**GOAL OF THE EXERCISE**
Tally the lines in the listing below that include "area". Answer with the count and nothing more.

**ROWS**

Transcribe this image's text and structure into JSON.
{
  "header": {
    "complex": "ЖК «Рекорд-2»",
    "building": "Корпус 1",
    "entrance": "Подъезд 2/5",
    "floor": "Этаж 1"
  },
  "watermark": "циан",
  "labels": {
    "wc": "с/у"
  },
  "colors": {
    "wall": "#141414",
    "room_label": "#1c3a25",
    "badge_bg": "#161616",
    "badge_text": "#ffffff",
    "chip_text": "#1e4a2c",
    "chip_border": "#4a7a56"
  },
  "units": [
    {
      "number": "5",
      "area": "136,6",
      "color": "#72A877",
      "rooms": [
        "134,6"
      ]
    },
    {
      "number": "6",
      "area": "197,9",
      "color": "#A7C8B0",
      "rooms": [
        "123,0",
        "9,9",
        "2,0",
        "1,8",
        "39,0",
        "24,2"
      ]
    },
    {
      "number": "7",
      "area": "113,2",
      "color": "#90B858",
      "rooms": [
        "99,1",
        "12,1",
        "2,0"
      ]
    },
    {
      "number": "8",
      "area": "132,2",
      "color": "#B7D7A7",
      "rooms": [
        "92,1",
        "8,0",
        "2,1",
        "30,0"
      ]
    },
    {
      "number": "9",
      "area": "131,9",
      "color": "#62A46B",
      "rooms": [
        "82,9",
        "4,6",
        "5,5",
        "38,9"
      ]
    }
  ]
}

**RESULT**
5